── Material for this task

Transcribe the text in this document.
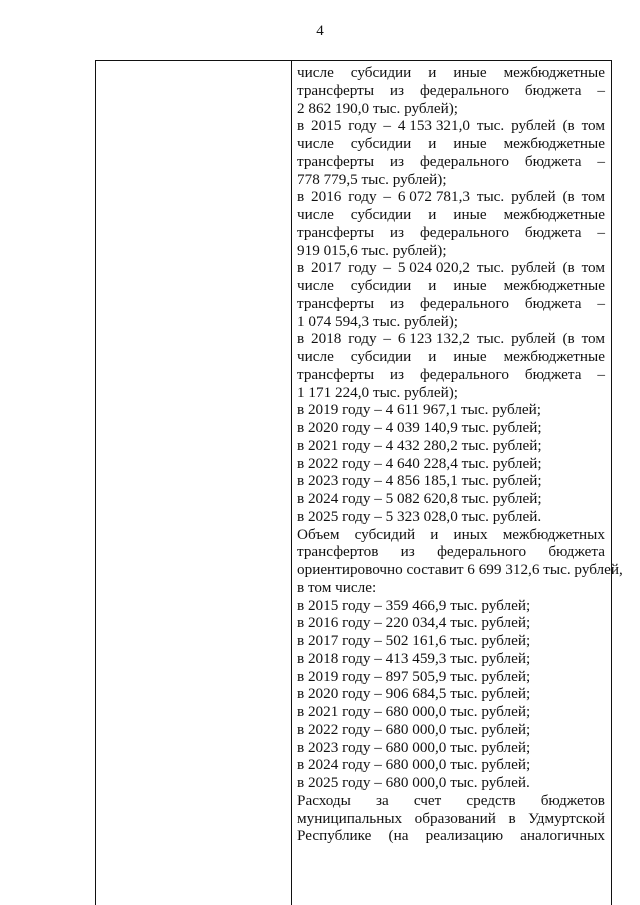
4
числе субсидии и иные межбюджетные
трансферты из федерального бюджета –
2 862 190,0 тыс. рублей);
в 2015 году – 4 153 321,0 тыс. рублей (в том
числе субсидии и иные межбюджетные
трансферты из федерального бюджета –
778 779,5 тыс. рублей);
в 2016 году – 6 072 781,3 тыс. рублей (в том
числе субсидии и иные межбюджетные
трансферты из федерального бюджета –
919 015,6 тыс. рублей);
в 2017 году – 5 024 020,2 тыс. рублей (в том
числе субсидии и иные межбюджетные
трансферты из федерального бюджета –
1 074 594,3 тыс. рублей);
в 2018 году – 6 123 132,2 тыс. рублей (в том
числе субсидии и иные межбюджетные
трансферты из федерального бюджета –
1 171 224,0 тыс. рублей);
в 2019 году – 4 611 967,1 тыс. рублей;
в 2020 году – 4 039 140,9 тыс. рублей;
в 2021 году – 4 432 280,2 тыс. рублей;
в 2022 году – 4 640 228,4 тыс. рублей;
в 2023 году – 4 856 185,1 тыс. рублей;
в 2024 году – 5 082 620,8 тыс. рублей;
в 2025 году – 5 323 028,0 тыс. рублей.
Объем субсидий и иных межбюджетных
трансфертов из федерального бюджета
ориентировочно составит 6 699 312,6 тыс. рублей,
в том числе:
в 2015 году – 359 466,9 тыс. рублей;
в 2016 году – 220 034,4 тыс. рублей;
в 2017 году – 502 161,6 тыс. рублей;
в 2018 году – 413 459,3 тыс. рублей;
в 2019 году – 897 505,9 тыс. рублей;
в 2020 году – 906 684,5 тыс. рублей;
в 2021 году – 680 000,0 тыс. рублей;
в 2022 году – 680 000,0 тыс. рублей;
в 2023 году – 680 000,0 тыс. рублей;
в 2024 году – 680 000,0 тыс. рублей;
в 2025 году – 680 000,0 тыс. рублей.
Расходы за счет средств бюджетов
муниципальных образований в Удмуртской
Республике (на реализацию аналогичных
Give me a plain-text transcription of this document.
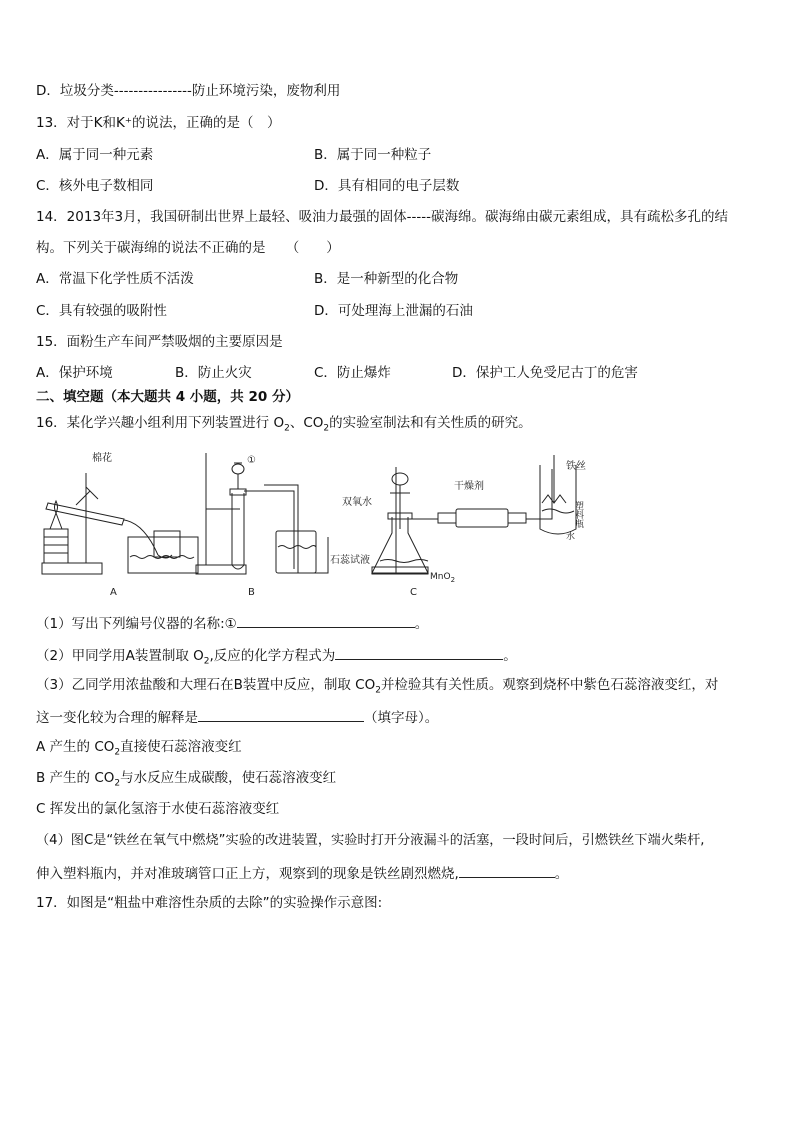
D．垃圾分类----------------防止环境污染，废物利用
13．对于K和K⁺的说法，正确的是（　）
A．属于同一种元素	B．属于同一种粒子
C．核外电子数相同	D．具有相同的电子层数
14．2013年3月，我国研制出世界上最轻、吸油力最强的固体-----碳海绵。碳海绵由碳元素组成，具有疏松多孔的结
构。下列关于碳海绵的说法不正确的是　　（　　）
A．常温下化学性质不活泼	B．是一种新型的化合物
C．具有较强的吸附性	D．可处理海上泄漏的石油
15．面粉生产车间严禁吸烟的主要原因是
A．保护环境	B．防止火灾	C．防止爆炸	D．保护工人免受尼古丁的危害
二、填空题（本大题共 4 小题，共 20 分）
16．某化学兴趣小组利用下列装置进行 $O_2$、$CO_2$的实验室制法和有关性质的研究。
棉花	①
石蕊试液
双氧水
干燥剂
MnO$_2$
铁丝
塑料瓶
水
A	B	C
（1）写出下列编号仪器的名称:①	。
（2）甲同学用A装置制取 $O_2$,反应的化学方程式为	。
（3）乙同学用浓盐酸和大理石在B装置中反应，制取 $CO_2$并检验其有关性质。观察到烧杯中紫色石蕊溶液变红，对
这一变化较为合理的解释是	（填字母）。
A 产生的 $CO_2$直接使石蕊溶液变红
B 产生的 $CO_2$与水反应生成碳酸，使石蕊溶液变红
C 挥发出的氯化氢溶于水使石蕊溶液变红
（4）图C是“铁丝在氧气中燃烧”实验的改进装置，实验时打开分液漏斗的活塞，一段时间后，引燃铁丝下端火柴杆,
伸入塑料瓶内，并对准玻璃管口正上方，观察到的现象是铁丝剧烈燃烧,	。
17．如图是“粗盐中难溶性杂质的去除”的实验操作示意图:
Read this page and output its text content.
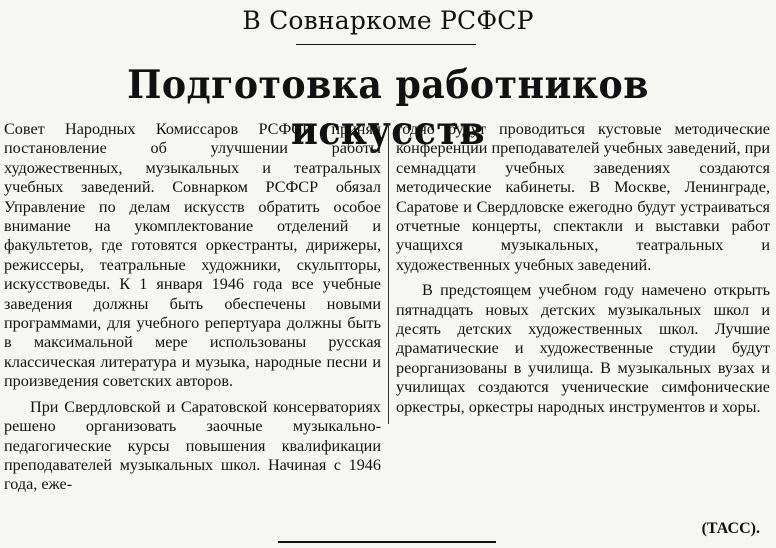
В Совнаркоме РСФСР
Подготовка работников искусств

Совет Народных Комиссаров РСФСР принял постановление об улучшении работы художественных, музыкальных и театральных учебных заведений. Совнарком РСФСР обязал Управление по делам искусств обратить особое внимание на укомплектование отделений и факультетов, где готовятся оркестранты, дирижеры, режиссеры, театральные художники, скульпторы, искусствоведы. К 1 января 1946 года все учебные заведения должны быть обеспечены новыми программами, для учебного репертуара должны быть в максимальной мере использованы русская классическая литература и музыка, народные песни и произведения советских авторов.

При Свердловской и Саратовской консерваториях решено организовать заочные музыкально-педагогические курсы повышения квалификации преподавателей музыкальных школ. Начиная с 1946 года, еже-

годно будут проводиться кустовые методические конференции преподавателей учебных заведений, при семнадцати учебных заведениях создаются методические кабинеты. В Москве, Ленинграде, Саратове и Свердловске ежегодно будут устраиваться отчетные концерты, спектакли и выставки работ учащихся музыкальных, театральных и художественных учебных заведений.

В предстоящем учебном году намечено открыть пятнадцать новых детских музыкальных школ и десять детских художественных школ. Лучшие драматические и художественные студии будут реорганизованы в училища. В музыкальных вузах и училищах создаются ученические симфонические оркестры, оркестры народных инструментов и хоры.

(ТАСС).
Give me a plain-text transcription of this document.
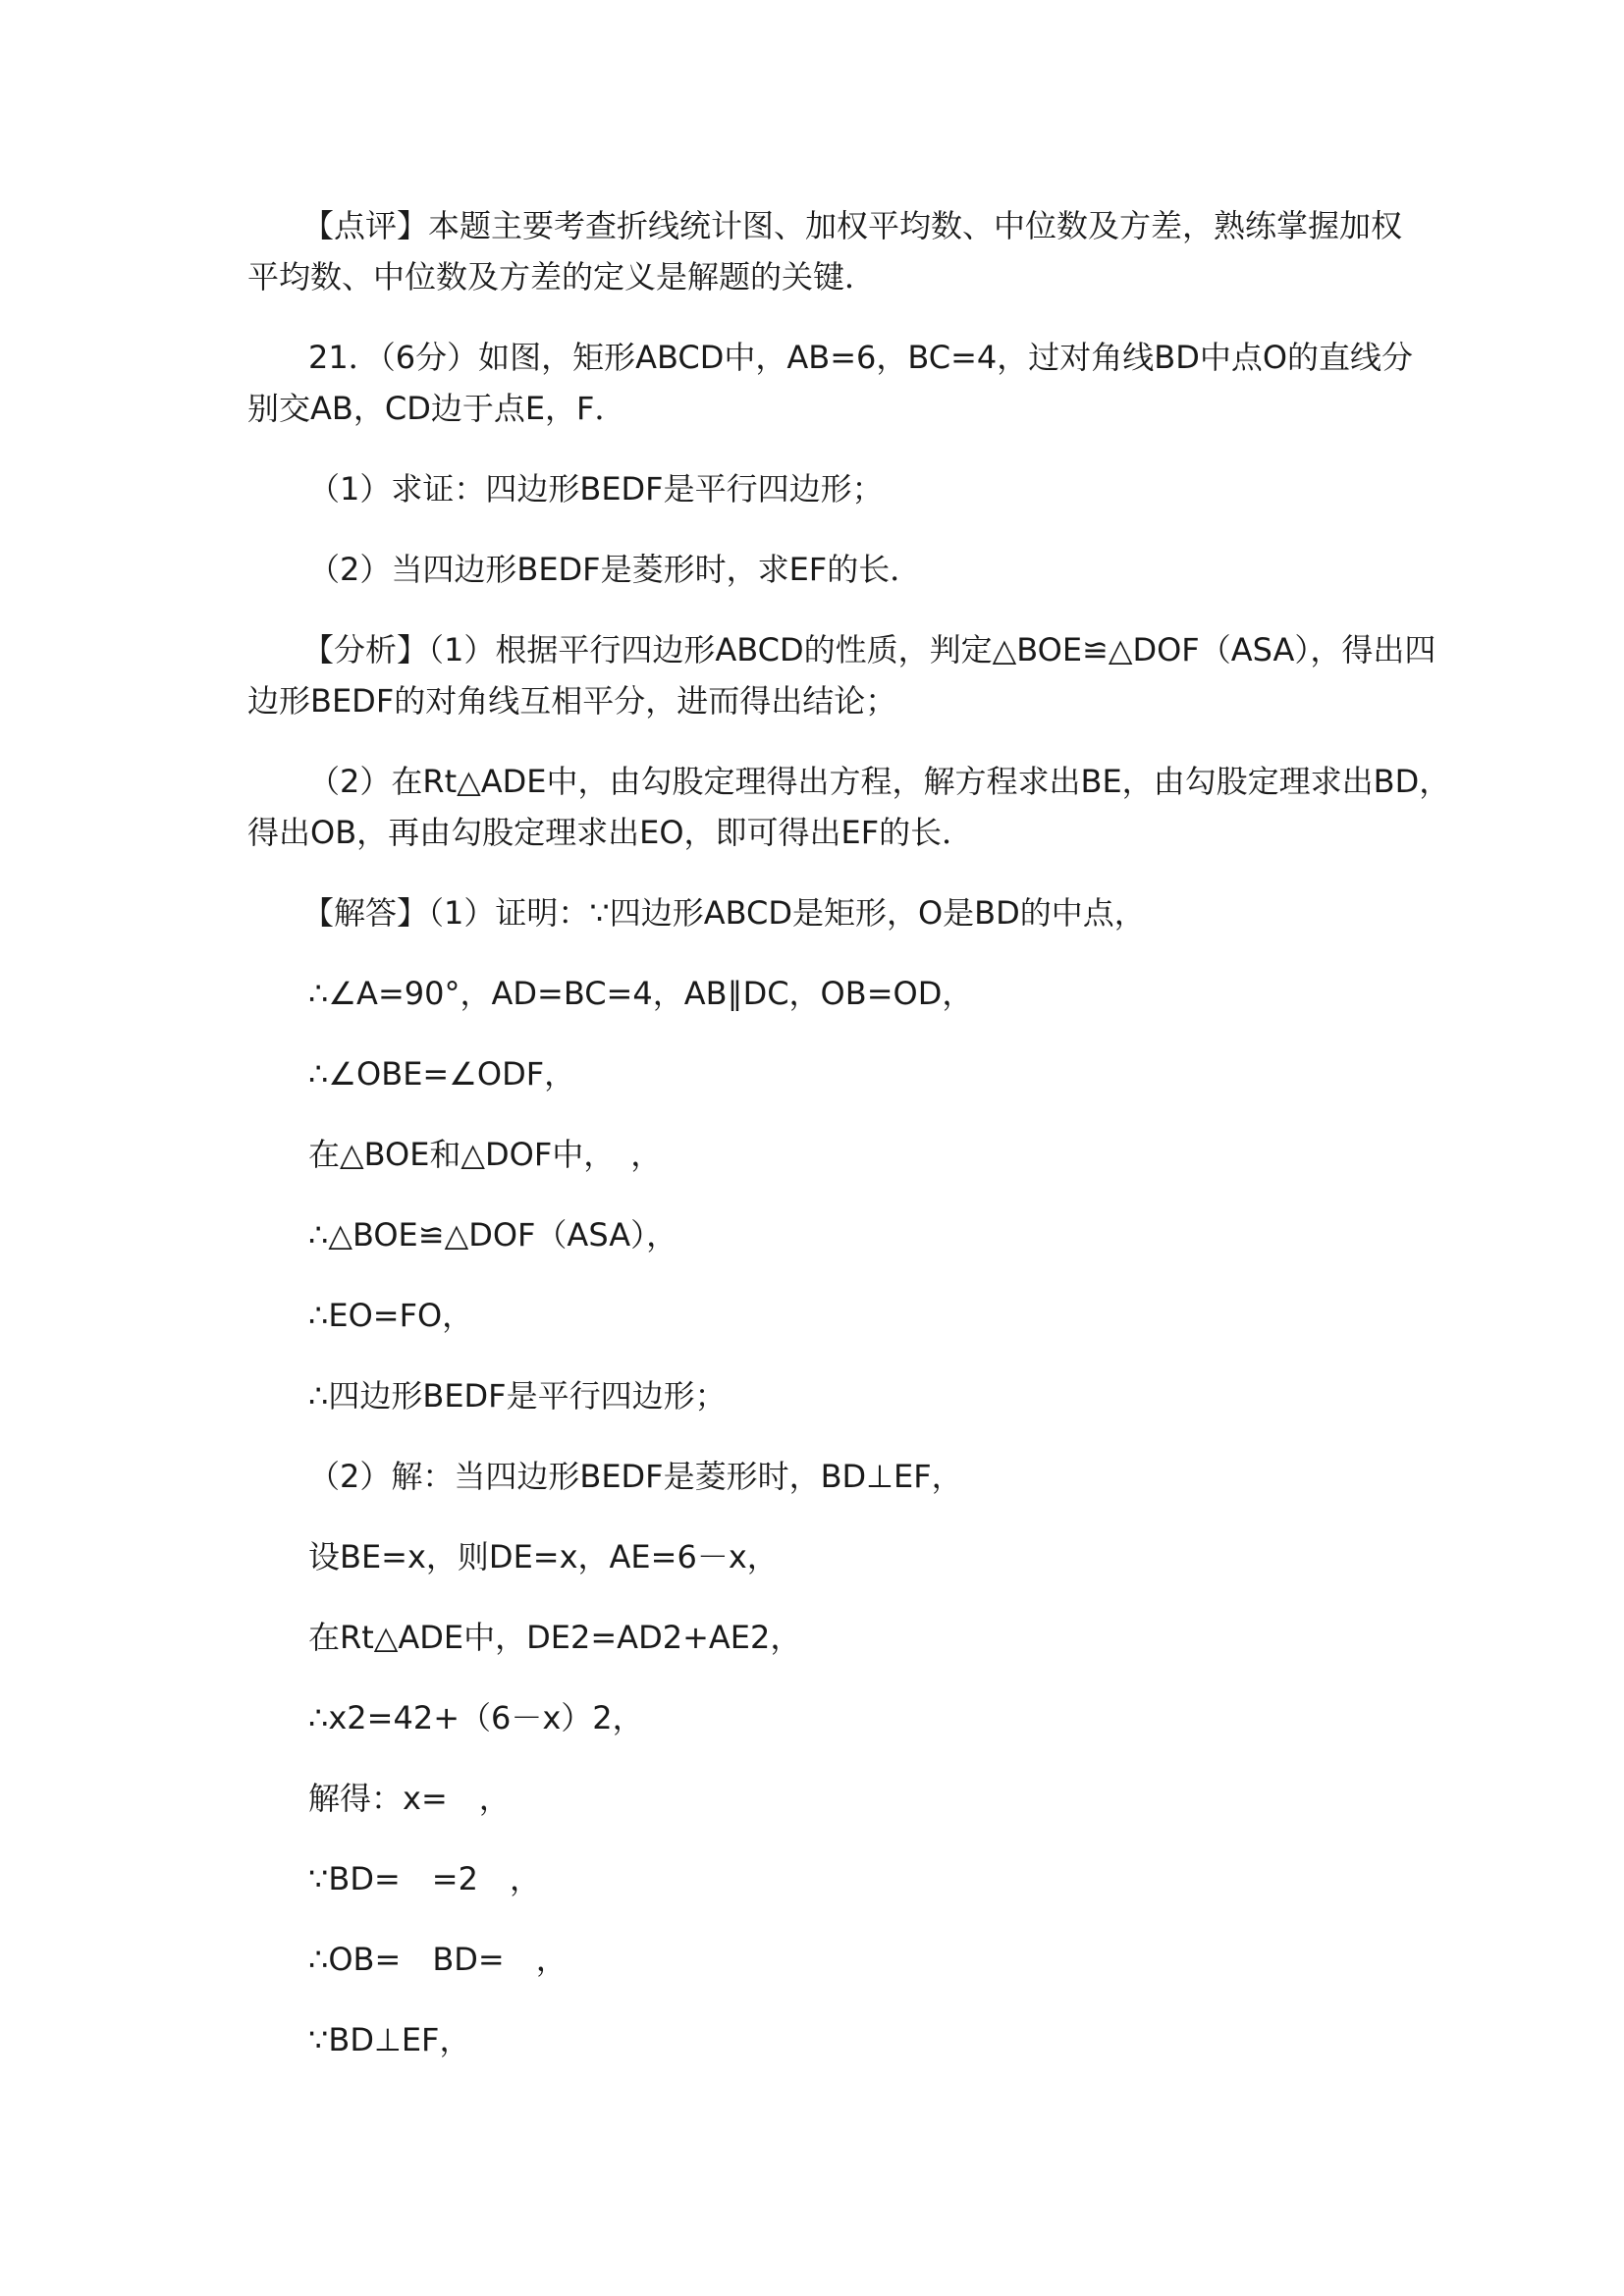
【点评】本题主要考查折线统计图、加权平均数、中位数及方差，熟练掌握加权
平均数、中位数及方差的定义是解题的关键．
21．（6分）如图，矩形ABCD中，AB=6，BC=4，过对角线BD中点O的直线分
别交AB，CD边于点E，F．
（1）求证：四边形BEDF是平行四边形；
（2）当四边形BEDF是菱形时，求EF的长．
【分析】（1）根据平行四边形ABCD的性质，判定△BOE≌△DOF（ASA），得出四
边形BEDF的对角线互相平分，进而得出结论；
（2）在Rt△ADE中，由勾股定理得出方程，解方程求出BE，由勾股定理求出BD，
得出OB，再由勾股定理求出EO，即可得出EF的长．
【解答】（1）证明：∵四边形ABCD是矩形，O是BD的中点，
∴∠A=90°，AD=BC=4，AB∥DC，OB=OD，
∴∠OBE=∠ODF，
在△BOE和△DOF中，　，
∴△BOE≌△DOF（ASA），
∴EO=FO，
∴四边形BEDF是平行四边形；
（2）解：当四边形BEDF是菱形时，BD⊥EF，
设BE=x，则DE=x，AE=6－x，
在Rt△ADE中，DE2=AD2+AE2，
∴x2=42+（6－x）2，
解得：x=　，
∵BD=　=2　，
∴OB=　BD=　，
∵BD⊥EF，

────

Write out the material above again, word for word, minus its pictures.

Finished exercise >>
Transcribe the text in this document.
4
числе субсидии и иные межбюджетные
трансферты из федерального бюджета –
2 862 190,0 тыс. рублей);
в 2015 году – 4 153 321,0 тыс. рублей (в том
числе субсидии и иные межбюджетные
трансферты из федерального бюджета –
778 779,5 тыс. рублей);
в 2016 году – 6 072 781,3 тыс. рублей (в том
числе субсидии и иные межбюджетные
трансферты из федерального бюджета –
919 015,6 тыс. рублей);
в 2017 году – 5 024 020,2 тыс. рублей (в том
числе субсидии и иные межбюджетные
трансферты из федерального бюджета –
1 074 594,3 тыс. рублей);
в 2018 году – 6 123 132,2 тыс. рублей (в том
числе субсидии и иные межбюджетные
трансферты из федерального бюджета –
1 171 224,0 тыс. рублей);
в 2019 году – 4 611 967,1 тыс. рублей;
в 2020 году – 4 039 140,9 тыс. рублей;
в 2021 году – 4 432 280,2 тыс. рублей;
в 2022 году – 4 640 228,4 тыс. рублей;
в 2023 году – 4 856 185,1 тыс. рублей;
в 2024 году – 5 082 620,8 тыс. рублей;
в 2025 году – 5 323 028,0 тыс. рублей.
Объем субсидий и иных межбюджетных
трансфертов из федерального бюджета
ориентировочно составит 6 699 312,6 тыс. рублей,
в том числе:
в 2015 году – 359 466,9 тыс. рублей;
в 2016 году – 220 034,4 тыс. рублей;
в 2017 году – 502 161,6 тыс. рублей;
в 2018 году – 413 459,3 тыс. рублей;
в 2019 году – 897 505,9 тыс. рублей;
в 2020 году – 906 684,5 тыс. рублей;
в 2021 году – 680 000,0 тыс. рублей;
в 2022 году – 680 000,0 тыс. рублей;
в 2023 году – 680 000,0 тыс. рублей;
в 2024 году – 680 000,0 тыс. рублей;
в 2025 году – 680 000,0 тыс. рублей.
Расходы за счет средств бюджетов
муниципальных образований в Удмуртской
Республике (на реализацию аналогичных
Give me a plain-text transcription of this document.
D．垃圾分类----------------防止环境污染，废物利用
13．对于K和K⁺的说法，正确的是（　）
A．属于同一种元素	B．属于同一种粒子
C．核外电子数相同	D．具有相同的电子层数
14．2013年3月，我国研制出世界上最轻、吸油力最强的固体-----碳海绵。碳海绵由碳元素组成，具有疏松多孔的结
构。下列关于碳海绵的说法不正确的是　　（　　）
A．常温下化学性质不活泼	B．是一种新型的化合物
C．具有较强的吸附性	D．可处理海上泄漏的石油
15．面粉生产车间严禁吸烟的主要原因是
A．保护环境	B．防止火灾	C．防止爆炸	D．保护工人免受尼古丁的危害
二、填空题（本大题共 4 小题，共 20 分）
16．某化学兴趣小组利用下列装置进行 $O_2$、$CO_2$的实验室制法和有关性质的研究。
棉花	①
石蕊试液
双氧水
干燥剂
MnO$_2$
铁丝
塑料瓶
水
A	B	C
（1）写出下列编号仪器的名称:①	。
（2）甲同学用A装置制取 $O_2$,反应的化学方程式为	。
（3）乙同学用浓盐酸和大理石在B装置中反应，制取 $CO_2$并检验其有关性质。观察到烧杯中紫色石蕊溶液变红，对
这一变化较为合理的解释是	（填字母）。
A 产生的 $CO_2$直接使石蕊溶液变红
B 产生的 $CO_2$与水反应生成碳酸，使石蕊溶液变红
C 挥发出的氯化氢溶于水使石蕊溶液变红
（4）图C是“铁丝在氧气中燃烧”实验的改进装置，实验时打开分液漏斗的活塞，一段时间后，引燃铁丝下端火柴杆,
伸入塑料瓶内，并对准玻璃管口正上方，观察到的现象是铁丝剧烈燃烧,	。
17．如图是“粗盐中难溶性杂质的去除”的实验操作示意图:
Read this page and output its text content.
В Совнаркоме РСФСР
Подготовка работников искусств

Совет Народных Комиссаров РСФСР принял постановление об улучшении работы художественных, музыкальных и театральных учебных заведений. Совнарком РСФСР обязал Управление по делам искусств обратить особое внимание на укомплектование отделений и факультетов, где готовятся оркестранты, дирижеры, режиссеры, театральные художники, скульпторы, искусствоведы. К 1 января 1946 года все учебные заведения должны быть обеспечены новыми программами, для учебного репертуара должны быть в максимальной мере использованы русская классическая литература и музыка, народные песни и произведения советских авторов.

При Свердловской и Саратовской консерваториях решено организовать заочные музыкально-педагогические курсы повышения квалификации преподавателей музыкальных школ. Начиная с 1946 года, еже-

годно будут проводиться кустовые методические конференции преподавателей учебных заведений, при семнадцати учебных заведениях создаются методические кабинеты. В Москве, Ленинграде, Саратове и Свердловске ежегодно будут устраиваться отчетные концерты, спектакли и выставки работ учащихся музыкальных, театральных и художественных учебных заведений.

В предстоящем учебном году намечено открыть пятнадцать новых детских музыкальных школ и десять детских художественных школ. Лучшие драматические и художественные студии будут реорганизованы в училища. В музыкальных вузах и училищах создаются ученические симфонические оркестры, оркестры народных инструментов и хоры.

(ТАСС).
Give me a plain-text transcription of this document.
【点评】本题主要考查折线统计图、加权平均数、中位数及方差，熟练掌握加权
平均数、中位数及方差的定义是解题的关键．
21．（6分）如图，矩形ABCD中，AB=6，BC=4，过对角线BD中点O的直线分
别交AB，CD边于点E，F．
（1）求证：四边形BEDF是平行四边形；
（2）当四边形BEDF是菱形时，求EF的长．
【分析】（1）根据平行四边形ABCD的性质，判定△BOE≌△DOF（ASA），得出四
边形BEDF的对角线互相平分，进而得出结论；
（2）在Rt△ADE中，由勾股定理得出方程，解方程求出BE，由勾股定理求出BD，
得出OB，再由勾股定理求出EO，即可得出EF的长．
【解答】（1）证明：∵四边形ABCD是矩形，O是BD的中点，
∴∠A=90°，AD=BC=4，AB∥DC，OB=OD，
∴∠OBE=∠ODF，
在△BOE和△DOF中，　，
∴△BOE≌△DOF（ASA），
∴EO=FO，
∴四边形BEDF是平行四边形；
（2）解：当四边形BEDF是菱形时，BD⊥EF，
设BE=x，则DE=x，AE=6－x，
在Rt△ADE中，DE2=AD2+AE2，
∴x2=42+（6－x）2，
解得：x=　，
∵BD=　=2　，
∴OB=　BD=　，
∵BD⊥EF，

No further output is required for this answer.